Exercise directions:
Please transcribe the listing below in full and word for word, without its pictures.
══════
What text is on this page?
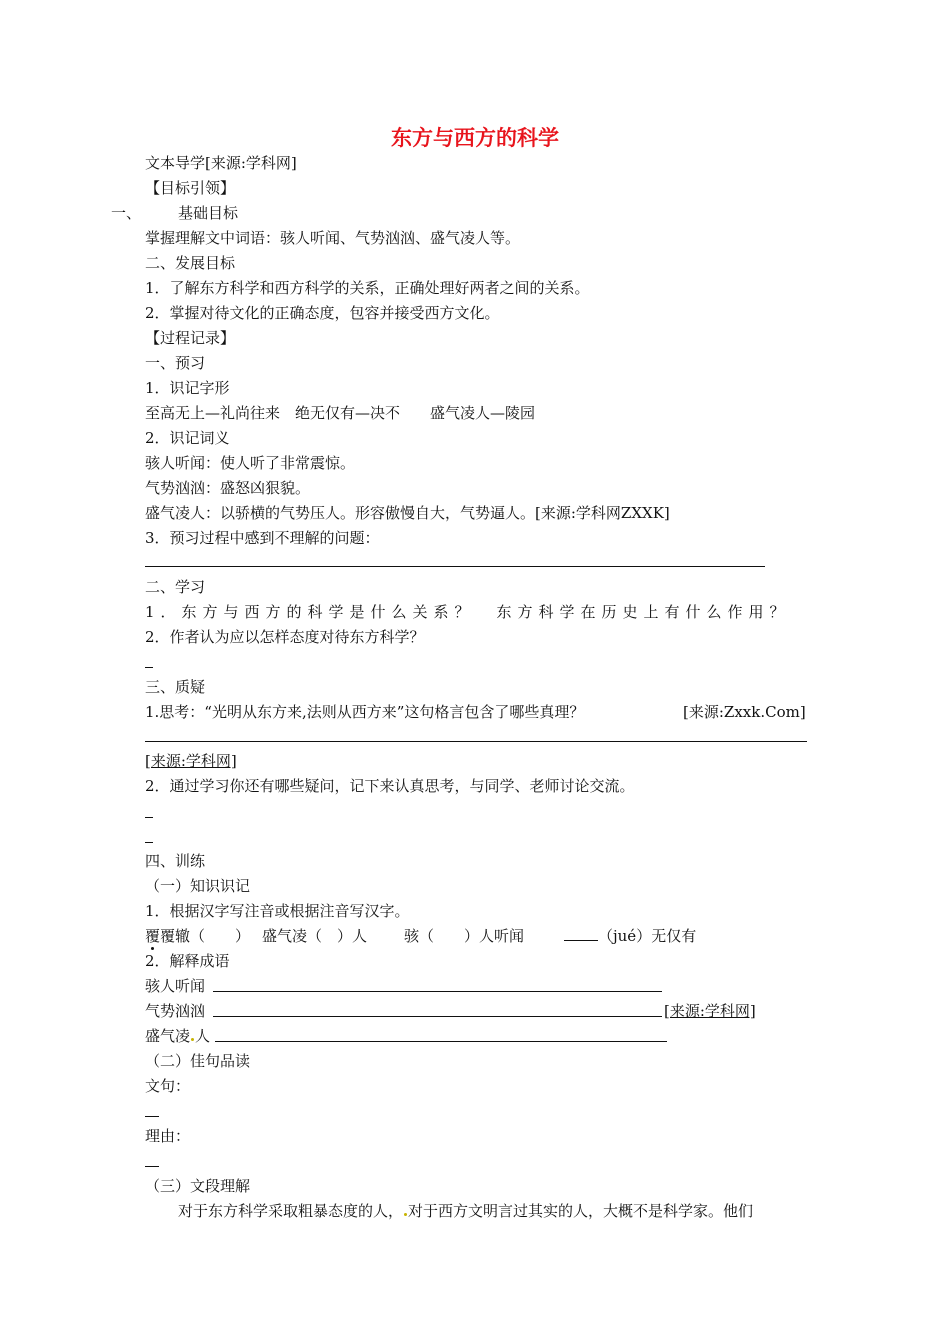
东方与西方的科学
文本导学[来源:学科网]
【目标引领】
一、 基础目标
掌握理解文中词语：骇人听闻、气势汹汹、盛气凌人等。
二、发展目标
1．了解东方科学和西方科学的关系，正确处理好两者之间的关系。
2．掌握对待文化的正确态度，包容并接受西方文化。
【过程记录】
一、预习
1．识记字形
至高无上—礼尚往来　绝无仅有—决不　　盛气凌人—陵园
2．识记词义
骇人听闻：使人听了非常震惊。
气势汹汹：盛怒凶狠貌。
盛气凌人：以骄横的气势压人。形容傲慢自大，气势逼人。[来源:学科网ZXXK]
3．预习过程中感到不理解的问题：
二、学习
1．东方与西方的科学是什么关系？　东方科学在历史上有什么作用？
2．作者认为应以怎样态度对待东方科学？
三、质疑
1.思考：“光明从东方来,法则从西方来”这句格言包含了哪些真理？	[来源:Zxxk.Com]
[来源:学科网]
2．通过学习你还有哪些疑问，记下来认真思考，与同学、老师讨论交流。
四、训练
（一）知识识记
1．根据汉字写注音或根据注音写汉字。
覆覆辙（　　） 盛气凌（　）人 骇（　　）人听闻	（jué）无仅有
2．解释成语
骇人听闻
气势汹汹	[来源:学科网]
盛气凌 人
（二）佳句品读
文句：
理由：
（三）文段理解
对于东方科学采取粗暴态度的人， 对于西方文明言过其实的人，大概不是科学家。他们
══════
Solution to this task:
What text is on this page?
东方与西方的科学
文本导学[来源:学科网]
【目标引领】
一、 基础目标
掌握理解文中词语：骇人听闻、气势汹汹、盛气凌人等。
二、发展目标
1．了解东方科学和西方科学的关系，正确处理好两者之间的关系。
2．掌握对待文化的正确态度，包容并接受西方文化。
【过程记录】
一、预习
1．识记字形
至高无上—礼尚往来　绝无仅有—决不　　盛气凌人—陵园
2．识记词义
骇人听闻：使人听了非常震惊。
气势汹汹：盛怒凶狠貌。
盛气凌人：以骄横的气势压人。形容傲慢自大，气势逼人。[来源:学科网ZXXK]
3．预习过程中感到不理解的问题：
二、学习
1．东方与西方的科学是什么关系？　东方科学在历史上有什么作用？
2．作者认为应以怎样态度对待东方科学？
三、质疑
1.思考：“光明从东方来,法则从西方来”这句格言包含了哪些真理？	[来源:Zxxk.Com]
[来源:学科网]
2．通过学习你还有哪些疑问，记下来认真思考，与同学、老师讨论交流。
四、训练
（一）知识识记
1．根据汉字写注音或根据注音写汉字。
覆覆辙（　　） 盛气凌（　）人 骇（　　）人听闻	（jué）无仅有
2．解释成语
骇人听闻
气势汹汹	[来源:学科网]
盛气凌 人
（二）佳句品读
文句：
理由：
（三）文段理解
对于东方科学采取粗暴态度的人， 对于西方文明言过其实的人，大概不是科学家。他们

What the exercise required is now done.